** start DATASET RECORDS **

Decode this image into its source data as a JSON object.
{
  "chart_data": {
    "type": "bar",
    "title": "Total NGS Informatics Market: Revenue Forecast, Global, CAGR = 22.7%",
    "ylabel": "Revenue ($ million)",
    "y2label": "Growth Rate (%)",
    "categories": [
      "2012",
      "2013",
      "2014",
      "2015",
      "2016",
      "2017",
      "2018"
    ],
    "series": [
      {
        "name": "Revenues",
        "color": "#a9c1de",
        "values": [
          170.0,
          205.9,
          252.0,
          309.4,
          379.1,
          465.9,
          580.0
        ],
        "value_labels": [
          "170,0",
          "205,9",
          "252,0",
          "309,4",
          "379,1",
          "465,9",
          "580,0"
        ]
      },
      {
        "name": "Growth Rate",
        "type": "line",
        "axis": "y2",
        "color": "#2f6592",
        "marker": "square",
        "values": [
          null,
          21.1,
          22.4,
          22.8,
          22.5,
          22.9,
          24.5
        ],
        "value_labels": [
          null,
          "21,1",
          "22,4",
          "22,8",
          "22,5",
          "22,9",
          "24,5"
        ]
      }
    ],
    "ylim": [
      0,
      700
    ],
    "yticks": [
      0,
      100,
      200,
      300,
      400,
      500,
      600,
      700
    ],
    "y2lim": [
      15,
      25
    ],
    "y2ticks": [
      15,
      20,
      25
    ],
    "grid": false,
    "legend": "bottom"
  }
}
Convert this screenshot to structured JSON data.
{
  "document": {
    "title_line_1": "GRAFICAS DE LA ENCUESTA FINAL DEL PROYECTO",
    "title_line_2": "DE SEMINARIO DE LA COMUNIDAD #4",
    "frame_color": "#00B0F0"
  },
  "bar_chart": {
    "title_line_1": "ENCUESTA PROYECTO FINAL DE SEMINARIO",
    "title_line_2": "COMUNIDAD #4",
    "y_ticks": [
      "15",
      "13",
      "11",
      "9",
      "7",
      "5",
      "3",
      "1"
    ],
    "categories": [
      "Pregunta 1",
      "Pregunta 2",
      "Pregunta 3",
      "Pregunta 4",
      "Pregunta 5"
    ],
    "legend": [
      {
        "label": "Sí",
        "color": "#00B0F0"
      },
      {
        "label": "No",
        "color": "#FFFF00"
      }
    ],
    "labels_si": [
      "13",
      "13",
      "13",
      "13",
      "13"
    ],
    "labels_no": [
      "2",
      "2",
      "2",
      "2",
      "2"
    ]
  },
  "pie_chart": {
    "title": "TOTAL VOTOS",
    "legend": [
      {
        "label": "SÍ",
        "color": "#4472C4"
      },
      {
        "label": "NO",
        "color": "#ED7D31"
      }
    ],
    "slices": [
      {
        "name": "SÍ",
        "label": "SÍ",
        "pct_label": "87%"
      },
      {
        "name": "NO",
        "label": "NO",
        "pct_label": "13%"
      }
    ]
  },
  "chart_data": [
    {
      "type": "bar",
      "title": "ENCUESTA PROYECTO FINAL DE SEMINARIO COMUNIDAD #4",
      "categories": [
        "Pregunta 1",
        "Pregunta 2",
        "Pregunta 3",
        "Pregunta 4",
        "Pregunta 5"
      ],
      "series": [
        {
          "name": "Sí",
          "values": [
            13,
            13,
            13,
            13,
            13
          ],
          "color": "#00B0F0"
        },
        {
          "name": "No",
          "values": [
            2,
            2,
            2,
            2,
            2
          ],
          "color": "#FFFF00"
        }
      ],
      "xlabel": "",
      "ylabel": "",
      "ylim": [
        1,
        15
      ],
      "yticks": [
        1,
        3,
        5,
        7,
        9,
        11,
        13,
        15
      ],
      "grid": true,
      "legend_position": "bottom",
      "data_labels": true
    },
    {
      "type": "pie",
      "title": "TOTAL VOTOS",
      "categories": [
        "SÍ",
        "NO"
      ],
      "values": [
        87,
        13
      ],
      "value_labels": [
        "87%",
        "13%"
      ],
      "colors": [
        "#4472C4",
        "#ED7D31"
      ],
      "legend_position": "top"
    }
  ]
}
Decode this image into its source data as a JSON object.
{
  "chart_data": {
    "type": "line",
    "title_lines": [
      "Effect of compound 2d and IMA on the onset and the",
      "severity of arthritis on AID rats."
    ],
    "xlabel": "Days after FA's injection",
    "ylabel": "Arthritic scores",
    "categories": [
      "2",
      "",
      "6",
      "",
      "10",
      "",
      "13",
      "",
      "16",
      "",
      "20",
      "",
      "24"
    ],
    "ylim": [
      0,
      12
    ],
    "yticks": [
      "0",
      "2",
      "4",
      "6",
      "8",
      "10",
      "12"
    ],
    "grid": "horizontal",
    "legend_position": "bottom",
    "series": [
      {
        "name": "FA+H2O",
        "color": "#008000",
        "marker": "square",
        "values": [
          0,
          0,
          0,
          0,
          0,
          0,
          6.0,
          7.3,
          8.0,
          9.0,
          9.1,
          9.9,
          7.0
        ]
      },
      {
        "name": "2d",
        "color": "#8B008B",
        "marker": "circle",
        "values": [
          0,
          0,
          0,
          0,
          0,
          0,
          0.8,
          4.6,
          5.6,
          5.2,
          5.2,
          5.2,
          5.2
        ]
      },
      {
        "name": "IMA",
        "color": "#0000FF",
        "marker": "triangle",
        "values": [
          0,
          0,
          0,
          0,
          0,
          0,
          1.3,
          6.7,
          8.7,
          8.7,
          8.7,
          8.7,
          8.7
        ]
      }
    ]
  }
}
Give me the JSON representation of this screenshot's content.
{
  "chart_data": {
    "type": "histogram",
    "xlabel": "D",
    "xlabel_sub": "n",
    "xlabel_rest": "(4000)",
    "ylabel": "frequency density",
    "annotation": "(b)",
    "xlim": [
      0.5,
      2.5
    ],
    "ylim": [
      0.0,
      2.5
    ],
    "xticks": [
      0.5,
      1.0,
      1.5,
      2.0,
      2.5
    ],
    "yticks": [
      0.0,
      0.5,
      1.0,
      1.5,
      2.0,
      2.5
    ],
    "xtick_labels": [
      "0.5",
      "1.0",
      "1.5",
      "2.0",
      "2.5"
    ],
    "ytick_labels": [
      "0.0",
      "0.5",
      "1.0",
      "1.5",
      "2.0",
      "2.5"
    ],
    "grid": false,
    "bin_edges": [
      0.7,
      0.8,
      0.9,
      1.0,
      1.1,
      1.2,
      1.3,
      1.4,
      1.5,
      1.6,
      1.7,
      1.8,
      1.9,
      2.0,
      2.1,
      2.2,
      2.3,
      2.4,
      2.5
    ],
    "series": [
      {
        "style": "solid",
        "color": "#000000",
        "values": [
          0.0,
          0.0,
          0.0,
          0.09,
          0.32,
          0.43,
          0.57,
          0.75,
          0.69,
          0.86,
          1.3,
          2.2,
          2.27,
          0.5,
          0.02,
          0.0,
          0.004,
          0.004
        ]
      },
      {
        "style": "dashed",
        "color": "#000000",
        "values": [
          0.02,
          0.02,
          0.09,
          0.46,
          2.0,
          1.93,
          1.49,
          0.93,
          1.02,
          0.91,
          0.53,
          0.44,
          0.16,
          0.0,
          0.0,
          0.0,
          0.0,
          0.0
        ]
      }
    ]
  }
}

** end DATASET RECORDS **

INSTRUCTIONS TO FOLLOW:
Go through the data and return every record exactly.

EXERCISE RESPONSE:
Decode this image into its source data as a JSON object.
{
  "chart_data": {
    "type": "bar",
    "title": "Total NGS Informatics Market: Revenue Forecast, Global, CAGR = 22.7%",
    "ylabel": "Revenue ($ million)",
    "y2label": "Growth Rate (%)",
    "categories": [
      "2012",
      "2013",
      "2014",
      "2015",
      "2016",
      "2017",
      "2018"
    ],
    "series": [
      {
        "name": "Revenues",
        "color": "#a9c1de",
        "values": [
          170.0,
          205.9,
          252.0,
          309.4,
          379.1,
          465.9,
          580.0
        ],
        "value_labels": [
          "170,0",
          "205,9",
          "252,0",
          "309,4",
          "379,1",
          "465,9",
          "580,0"
        ]
      },
      {
        "name": "Growth Rate",
        "type": "line",
        "axis": "y2",
        "color": "#2f6592",
        "marker": "square",
        "values": [
          null,
          21.1,
          22.4,
          22.8,
          22.5,
          22.9,
          24.5
        ],
        "value_labels": [
          null,
          "21,1",
          "22,4",
          "22,8",
          "22,5",
          "22,9",
          "24,5"
        ]
      }
    ],
    "ylim": [
      0,
      700
    ],
    "yticks": [
      0,
      100,
      200,
      300,
      400,
      500,
      600,
      700
    ],
    "y2lim": [
      15,
      25
    ],
    "y2ticks": [
      15,
      20,
      25
    ],
    "grid": false,
    "legend": "bottom"
  }
}
Convert this screenshot to structured JSON data.
{
  "document": {
    "title_line_1": "GRAFICAS DE LA ENCUESTA FINAL DEL PROYECTO",
    "title_line_2": "DE SEMINARIO DE LA COMUNIDAD #4",
    "frame_color": "#00B0F0"
  },
  "bar_chart": {
    "title_line_1": "ENCUESTA PROYECTO FINAL DE SEMINARIO",
    "title_line_2": "COMUNIDAD #4",
    "y_ticks": [
      "15",
      "13",
      "11",
      "9",
      "7",
      "5",
      "3",
      "1"
    ],
    "categories": [
      "Pregunta 1",
      "Pregunta 2",
      "Pregunta 3",
      "Pregunta 4",
      "Pregunta 5"
    ],
    "legend": [
      {
        "label": "Sí",
        "color": "#00B0F0"
      },
      {
        "label": "No",
        "color": "#FFFF00"
      }
    ],
    "labels_si": [
      "13",
      "13",
      "13",
      "13",
      "13"
    ],
    "labels_no": [
      "2",
      "2",
      "2",
      "2",
      "2"
    ]
  },
  "pie_chart": {
    "title": "TOTAL VOTOS",
    "legend": [
      {
        "label": "SÍ",
        "color": "#4472C4"
      },
      {
        "label": "NO",
        "color": "#ED7D31"
      }
    ],
    "slices": [
      {
        "name": "SÍ",
        "label": "SÍ",
        "pct_label": "87%"
      },
      {
        "name": "NO",
        "label": "NO",
        "pct_label": "13%"
      }
    ]
  },
  "chart_data": [
    {
      "type": "bar",
      "title": "ENCUESTA PROYECTO FINAL DE SEMINARIO COMUNIDAD #4",
      "categories": [
        "Pregunta 1",
        "Pregunta 2",
        "Pregunta 3",
        "Pregunta 4",
        "Pregunta 5"
      ],
      "series": [
        {
          "name": "Sí",
          "values": [
            13,
            13,
            13,
            13,
            13
          ],
          "color": "#00B0F0"
        },
        {
          "name": "No",
          "values": [
            2,
            2,
            2,
            2,
            2
          ],
          "color": "#FFFF00"
        }
      ],
      "xlabel": "",
      "ylabel": "",
      "ylim": [
        1,
        15
      ],
      "yticks": [
        1,
        3,
        5,
        7,
        9,
        11,
        13,
        15
      ],
      "grid": true,
      "legend_position": "bottom",
      "data_labels": true
    },
    {
      "type": "pie",
      "title": "TOTAL VOTOS",
      "categories": [
        "SÍ",
        "NO"
      ],
      "values": [
        87,
        13
      ],
      "value_labels": [
        "87%",
        "13%"
      ],
      "colors": [
        "#4472C4",
        "#ED7D31"
      ],
      "legend_position": "top"
    }
  ]
}
Decode this image into its source data as a JSON object.
{
  "chart_data": {
    "type": "line",
    "title_lines": [
      "Effect of compound 2d and IMA on the onset and the",
      "severity of arthritis on AID rats."
    ],
    "xlabel": "Days after FA's injection",
    "ylabel": "Arthritic scores",
    "categories": [
      "2",
      "",
      "6",
      "",
      "10",
      "",
      "13",
      "",
      "16",
      "",
      "20",
      "",
      "24"
    ],
    "ylim": [
      0,
      12
    ],
    "yticks": [
      "0",
      "2",
      "4",
      "6",
      "8",
      "10",
      "12"
    ],
    "grid": "horizontal",
    "legend_position": "bottom",
    "series": [
      {
        "name": "FA+H2O",
        "color": "#008000",
        "marker": "square",
        "values": [
          0,
          0,
          0,
          0,
          0,
          0,
          6.0,
          7.3,
          8.0,
          9.0,
          9.1,
          9.9,
          7.0
        ]
      },
      {
        "name": "2d",
        "color": "#8B008B",
        "marker": "circle",
        "values": [
          0,
          0,
          0,
          0,
          0,
          0,
          0.8,
          4.6,
          5.6,
          5.2,
          5.2,
          5.2,
          5.2
        ]
      },
      {
        "name": "IMA",
        "color": "#0000FF",
        "marker": "triangle",
        "values": [
          0,
          0,
          0,
          0,
          0,
          0,
          1.3,
          6.7,
          8.7,
          8.7,
          8.7,
          8.7,
          8.7
        ]
      }
    ]
  }
}
Give me the JSON representation of this screenshot's content.
{
  "chart_data": {
    "type": "histogram",
    "xlabel": "D",
    "xlabel_sub": "n",
    "xlabel_rest": "(4000)",
    "ylabel": "frequency density",
    "annotation": "(b)",
    "xlim": [
      0.5,
      2.5
    ],
    "ylim": [
      0.0,
      2.5
    ],
    "xticks": [
      0.5,
      1.0,
      1.5,
      2.0,
      2.5
    ],
    "yticks": [
      0.0,
      0.5,
      1.0,
      1.5,
      2.0,
      2.5
    ],
    "xtick_labels": [
      "0.5",
      "1.0",
      "1.5",
      "2.0",
      "2.5"
    ],
    "ytick_labels": [
      "0.0",
      "0.5",
      "1.0",
      "1.5",
      "2.0",
      "2.5"
    ],
    "grid": false,
    "bin_edges": [
      0.7,
      0.8,
      0.9,
      1.0,
      1.1,
      1.2,
      1.3,
      1.4,
      1.5,
      1.6,
      1.7,
      1.8,
      1.9,
      2.0,
      2.1,
      2.2,
      2.3,
      2.4,
      2.5
    ],
    "series": [
      {
        "style": "solid",
        "color": "#000000",
        "values": [
          0.0,
          0.0,
          0.0,
          0.09,
          0.32,
          0.43,
          0.57,
          0.75,
          0.69,
          0.86,
          1.3,
          2.2,
          2.27,
          0.5,
          0.02,
          0.0,
          0.004,
          0.004
        ]
      },
      {
        "style": "dashed",
        "color": "#000000",
        "values": [
          0.02,
          0.02,
          0.09,
          0.46,
          2.0,
          1.93,
          1.49,
          0.93,
          1.02,
          0.91,
          0.53,
          0.44,
          0.16,
          0.0,
          0.0,
          0.0,
          0.0,
          0.0
        ]
      }
    ]
  }
}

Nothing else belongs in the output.